Dans un courrier envoyé à l'Association des disparues de l'Yonne, en date du 9 septembre 2008, Dominique Lottin, directrice des services judiciaires du ministère de la Justice, a opposé une fin de non-recevoir aux parents des victimes sur leur demande d’indemnisation. Au motif - hallucinant - que les familles n’ont effectué aucunes démarches auprès des autorités judiciaires ou de police, ce qui est faux. Bref, la Justice a bien fait son travail, et la Ddass aussi. On croit rêver !

****************************************

* **Consigne**:
Condensez en quelques phrases le paragraphe du passage cité qui commence par « Dans un courrier envoyé », sans perdre ses faits principaux. Les enregistrements proviennent d'une autre source que le passage cité.

* **Enregistrements listés**:

****************************************

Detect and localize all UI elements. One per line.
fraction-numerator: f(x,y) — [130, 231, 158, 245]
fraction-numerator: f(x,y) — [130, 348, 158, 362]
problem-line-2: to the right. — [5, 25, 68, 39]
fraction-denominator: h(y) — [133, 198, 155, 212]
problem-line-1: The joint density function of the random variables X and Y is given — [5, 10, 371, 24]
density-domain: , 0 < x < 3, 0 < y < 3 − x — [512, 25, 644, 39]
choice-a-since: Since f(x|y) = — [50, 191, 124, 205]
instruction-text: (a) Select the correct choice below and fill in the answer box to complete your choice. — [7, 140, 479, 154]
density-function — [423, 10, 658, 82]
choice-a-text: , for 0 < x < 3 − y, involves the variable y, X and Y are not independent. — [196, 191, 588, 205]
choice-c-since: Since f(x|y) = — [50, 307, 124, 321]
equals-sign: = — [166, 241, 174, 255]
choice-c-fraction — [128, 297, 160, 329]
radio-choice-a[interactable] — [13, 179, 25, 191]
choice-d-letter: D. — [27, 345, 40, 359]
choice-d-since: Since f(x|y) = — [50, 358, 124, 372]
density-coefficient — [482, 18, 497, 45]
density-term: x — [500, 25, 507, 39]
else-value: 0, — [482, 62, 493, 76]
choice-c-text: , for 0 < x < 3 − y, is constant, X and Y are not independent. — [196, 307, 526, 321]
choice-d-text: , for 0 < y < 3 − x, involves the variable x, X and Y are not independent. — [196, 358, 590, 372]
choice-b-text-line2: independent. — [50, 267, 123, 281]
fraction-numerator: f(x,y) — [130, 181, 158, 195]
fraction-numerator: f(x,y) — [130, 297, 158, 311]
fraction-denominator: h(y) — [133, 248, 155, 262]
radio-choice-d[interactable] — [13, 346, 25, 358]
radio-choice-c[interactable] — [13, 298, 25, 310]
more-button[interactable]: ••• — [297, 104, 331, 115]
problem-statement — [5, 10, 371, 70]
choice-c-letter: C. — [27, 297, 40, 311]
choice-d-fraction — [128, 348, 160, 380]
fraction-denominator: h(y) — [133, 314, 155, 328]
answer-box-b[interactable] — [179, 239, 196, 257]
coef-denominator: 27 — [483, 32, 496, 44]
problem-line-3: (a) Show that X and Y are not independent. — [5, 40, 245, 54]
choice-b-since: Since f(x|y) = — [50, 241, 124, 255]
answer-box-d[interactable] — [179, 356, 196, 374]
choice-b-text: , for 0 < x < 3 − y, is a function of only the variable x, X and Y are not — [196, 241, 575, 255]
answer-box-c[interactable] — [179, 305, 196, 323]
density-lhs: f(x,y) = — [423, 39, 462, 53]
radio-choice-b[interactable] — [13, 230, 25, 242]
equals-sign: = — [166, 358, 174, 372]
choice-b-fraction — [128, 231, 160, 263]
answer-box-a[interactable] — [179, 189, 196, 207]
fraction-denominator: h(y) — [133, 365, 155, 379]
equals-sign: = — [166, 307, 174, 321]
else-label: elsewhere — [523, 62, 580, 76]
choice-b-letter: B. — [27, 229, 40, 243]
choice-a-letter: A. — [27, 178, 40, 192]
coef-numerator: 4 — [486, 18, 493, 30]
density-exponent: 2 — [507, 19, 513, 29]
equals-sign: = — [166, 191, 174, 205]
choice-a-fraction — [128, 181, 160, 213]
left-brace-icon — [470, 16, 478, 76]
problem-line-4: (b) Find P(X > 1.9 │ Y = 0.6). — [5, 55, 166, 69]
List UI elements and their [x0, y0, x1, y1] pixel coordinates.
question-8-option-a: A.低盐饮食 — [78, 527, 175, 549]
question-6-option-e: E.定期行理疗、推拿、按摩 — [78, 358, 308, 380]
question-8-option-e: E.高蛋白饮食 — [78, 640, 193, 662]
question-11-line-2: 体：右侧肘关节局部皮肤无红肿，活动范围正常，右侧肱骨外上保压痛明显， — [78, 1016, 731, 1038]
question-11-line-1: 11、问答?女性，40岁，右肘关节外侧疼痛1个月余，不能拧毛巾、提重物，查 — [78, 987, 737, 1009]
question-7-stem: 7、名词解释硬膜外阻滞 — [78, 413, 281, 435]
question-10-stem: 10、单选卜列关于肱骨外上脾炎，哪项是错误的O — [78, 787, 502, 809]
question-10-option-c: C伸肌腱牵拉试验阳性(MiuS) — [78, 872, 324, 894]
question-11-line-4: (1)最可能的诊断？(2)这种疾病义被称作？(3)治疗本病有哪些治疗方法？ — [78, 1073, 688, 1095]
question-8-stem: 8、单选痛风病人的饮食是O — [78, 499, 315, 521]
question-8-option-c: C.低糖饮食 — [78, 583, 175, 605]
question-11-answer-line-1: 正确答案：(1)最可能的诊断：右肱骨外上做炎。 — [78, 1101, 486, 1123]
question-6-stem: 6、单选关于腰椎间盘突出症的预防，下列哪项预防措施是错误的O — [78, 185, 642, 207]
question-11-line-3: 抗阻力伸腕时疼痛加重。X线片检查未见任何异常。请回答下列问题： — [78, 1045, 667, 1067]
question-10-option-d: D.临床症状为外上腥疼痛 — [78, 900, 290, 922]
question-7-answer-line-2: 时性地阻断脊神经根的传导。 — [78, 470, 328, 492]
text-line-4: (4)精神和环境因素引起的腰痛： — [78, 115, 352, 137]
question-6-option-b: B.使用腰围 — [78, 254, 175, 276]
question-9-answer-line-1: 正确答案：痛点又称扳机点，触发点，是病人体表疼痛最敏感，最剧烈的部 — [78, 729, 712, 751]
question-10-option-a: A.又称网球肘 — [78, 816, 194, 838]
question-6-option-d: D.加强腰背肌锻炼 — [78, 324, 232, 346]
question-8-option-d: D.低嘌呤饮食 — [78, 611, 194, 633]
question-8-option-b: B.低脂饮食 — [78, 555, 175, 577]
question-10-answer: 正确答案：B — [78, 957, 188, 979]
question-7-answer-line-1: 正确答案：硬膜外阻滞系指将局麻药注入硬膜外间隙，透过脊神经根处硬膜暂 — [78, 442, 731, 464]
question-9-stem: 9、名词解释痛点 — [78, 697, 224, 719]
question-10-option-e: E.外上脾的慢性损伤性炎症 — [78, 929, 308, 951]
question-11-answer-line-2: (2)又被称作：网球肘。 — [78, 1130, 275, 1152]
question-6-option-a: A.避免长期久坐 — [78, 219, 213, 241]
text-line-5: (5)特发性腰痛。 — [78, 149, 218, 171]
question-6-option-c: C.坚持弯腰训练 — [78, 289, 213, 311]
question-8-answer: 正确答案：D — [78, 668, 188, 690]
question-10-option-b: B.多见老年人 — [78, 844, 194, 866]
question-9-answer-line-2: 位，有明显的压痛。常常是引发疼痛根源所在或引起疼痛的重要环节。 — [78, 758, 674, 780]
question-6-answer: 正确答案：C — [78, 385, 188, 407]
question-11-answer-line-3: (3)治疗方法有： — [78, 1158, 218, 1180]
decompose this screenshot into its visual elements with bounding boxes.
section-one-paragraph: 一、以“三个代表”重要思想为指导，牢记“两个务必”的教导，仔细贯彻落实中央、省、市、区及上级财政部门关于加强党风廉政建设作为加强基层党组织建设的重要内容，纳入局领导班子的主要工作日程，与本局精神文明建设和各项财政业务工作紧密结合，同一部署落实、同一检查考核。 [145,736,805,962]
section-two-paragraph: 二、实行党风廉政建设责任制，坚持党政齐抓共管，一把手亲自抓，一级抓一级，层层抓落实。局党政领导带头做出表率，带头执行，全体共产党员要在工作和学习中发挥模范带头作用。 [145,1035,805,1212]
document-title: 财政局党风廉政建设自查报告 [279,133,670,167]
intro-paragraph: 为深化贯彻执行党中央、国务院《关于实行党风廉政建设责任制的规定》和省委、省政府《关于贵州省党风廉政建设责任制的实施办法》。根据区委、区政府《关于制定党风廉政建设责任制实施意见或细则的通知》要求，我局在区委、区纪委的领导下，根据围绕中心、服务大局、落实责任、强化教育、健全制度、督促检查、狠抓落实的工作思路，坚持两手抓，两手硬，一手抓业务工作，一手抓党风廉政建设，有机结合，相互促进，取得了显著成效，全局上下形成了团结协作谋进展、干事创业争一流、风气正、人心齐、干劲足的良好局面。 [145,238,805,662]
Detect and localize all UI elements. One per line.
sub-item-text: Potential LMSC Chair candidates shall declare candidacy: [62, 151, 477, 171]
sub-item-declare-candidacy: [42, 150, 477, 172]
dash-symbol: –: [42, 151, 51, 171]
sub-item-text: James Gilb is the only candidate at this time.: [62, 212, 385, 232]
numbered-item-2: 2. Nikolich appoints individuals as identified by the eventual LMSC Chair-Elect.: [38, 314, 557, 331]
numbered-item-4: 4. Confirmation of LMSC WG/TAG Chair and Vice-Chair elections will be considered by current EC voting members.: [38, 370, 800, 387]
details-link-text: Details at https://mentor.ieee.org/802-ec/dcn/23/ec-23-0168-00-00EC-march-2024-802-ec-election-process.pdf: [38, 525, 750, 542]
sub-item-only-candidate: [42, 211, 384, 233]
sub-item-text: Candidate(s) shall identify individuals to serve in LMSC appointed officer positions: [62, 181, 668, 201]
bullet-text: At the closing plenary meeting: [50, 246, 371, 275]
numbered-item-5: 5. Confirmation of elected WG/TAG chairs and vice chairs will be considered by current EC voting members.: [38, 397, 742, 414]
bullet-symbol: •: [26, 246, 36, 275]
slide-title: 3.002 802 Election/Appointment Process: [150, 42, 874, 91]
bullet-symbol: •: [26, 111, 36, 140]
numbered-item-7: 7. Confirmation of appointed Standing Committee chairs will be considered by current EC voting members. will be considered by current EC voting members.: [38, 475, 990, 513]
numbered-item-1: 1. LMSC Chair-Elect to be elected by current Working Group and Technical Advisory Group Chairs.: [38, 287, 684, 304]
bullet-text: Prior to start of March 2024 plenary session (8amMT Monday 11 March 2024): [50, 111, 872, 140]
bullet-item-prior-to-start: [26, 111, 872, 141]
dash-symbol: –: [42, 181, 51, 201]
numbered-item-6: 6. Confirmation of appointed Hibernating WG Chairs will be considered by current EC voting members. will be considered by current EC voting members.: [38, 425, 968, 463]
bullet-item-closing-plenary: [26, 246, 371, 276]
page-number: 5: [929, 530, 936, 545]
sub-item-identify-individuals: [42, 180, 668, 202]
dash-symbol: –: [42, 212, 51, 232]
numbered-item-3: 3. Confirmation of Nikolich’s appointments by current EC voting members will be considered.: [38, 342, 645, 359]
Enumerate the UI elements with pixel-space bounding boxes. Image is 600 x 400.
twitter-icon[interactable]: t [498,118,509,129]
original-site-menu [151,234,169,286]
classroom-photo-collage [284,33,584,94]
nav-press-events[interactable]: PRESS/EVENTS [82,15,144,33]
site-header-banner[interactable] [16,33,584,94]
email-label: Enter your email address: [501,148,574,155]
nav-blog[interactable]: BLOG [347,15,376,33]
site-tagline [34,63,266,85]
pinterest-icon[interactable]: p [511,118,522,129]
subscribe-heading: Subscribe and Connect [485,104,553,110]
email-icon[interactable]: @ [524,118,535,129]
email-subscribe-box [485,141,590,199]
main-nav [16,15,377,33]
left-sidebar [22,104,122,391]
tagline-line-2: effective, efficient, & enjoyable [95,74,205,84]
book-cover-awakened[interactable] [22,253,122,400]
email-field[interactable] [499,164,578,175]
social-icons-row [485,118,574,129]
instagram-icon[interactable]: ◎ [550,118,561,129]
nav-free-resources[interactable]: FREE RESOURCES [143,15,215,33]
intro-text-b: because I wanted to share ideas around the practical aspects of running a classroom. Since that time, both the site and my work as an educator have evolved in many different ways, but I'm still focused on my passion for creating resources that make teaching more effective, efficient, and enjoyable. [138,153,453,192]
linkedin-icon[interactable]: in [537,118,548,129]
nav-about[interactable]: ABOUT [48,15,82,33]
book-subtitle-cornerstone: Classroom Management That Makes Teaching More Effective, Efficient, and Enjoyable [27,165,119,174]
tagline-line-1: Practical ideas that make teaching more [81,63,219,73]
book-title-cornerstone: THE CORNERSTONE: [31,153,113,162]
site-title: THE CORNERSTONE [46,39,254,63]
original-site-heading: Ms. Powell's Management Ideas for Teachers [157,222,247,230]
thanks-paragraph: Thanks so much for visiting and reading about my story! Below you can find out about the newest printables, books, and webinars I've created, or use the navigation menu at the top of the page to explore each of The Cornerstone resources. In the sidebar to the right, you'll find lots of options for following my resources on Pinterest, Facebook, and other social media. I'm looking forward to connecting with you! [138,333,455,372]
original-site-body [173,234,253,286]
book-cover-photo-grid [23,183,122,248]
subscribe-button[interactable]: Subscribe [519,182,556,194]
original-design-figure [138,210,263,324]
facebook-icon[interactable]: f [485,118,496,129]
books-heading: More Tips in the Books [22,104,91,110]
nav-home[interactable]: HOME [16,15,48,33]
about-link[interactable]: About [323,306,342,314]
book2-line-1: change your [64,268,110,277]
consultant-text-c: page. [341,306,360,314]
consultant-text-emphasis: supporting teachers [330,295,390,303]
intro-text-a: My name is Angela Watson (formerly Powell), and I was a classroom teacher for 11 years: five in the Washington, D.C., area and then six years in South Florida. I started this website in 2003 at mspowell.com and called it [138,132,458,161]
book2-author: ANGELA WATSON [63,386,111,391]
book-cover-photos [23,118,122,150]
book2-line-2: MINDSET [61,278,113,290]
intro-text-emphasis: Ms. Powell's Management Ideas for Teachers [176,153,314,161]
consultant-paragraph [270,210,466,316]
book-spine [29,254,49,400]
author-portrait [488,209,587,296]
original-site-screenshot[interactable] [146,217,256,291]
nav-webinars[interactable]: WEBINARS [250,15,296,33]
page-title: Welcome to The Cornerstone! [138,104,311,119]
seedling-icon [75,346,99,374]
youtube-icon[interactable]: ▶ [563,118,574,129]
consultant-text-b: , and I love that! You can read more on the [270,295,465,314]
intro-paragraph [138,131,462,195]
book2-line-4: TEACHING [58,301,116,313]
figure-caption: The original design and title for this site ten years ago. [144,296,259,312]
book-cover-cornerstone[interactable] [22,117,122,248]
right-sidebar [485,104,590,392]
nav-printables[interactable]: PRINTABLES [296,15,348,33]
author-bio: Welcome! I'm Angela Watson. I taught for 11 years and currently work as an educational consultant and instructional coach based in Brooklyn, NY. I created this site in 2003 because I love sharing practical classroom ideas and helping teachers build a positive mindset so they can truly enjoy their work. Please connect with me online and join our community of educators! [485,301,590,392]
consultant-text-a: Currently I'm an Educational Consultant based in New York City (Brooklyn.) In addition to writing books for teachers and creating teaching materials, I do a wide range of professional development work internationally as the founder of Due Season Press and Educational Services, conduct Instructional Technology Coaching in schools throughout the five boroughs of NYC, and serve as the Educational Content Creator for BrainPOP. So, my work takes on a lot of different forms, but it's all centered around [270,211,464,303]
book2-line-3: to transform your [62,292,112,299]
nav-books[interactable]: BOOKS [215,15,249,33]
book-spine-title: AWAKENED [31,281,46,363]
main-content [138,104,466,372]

****************************************

* **Réponse rédigée**:
Le 9 septembre 2008, Dominique Lottin, directrice des services judiciaires du ministère de la Justice, a refusé la demande d'indemnisation des parents des victimes. Elle l'a fait dans un courrier adressé à l'Association des disparues de l'Yonne. Elle invoquait l'absence de démarches des familles auprès des autorités judiciaires ou de police, un motif que le passage qualifie de faux. La Justice comme la Ddass auraient donc bien fait leur travail.